_Short problem_
For each line that holds "Generated", copy the line out.

**** Data

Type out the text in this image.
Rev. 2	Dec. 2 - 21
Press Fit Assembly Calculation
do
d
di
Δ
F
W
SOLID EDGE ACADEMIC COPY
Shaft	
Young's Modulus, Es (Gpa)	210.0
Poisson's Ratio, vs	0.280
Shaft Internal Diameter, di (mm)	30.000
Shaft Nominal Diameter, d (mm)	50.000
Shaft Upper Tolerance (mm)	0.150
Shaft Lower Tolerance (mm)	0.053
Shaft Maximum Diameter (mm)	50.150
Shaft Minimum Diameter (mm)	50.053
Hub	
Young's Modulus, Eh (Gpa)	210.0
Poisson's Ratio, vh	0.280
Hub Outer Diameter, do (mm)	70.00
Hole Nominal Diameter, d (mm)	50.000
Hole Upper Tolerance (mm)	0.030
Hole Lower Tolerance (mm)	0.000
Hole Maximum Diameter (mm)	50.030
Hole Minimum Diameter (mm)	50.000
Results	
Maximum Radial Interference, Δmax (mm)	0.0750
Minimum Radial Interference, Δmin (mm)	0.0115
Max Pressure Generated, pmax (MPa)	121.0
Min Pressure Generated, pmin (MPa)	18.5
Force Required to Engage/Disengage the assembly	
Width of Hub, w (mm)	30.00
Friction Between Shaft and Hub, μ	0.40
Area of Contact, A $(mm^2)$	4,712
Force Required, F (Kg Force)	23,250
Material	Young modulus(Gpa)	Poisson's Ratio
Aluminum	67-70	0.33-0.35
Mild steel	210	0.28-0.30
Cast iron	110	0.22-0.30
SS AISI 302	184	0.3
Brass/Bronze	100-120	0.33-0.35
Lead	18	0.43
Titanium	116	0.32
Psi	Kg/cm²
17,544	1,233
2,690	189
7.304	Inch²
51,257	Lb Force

********

_Task solution_
Max Pressure Generated, pmax (MPa)	121.0
Min Pressure Generated, pmin (MPa)	18.5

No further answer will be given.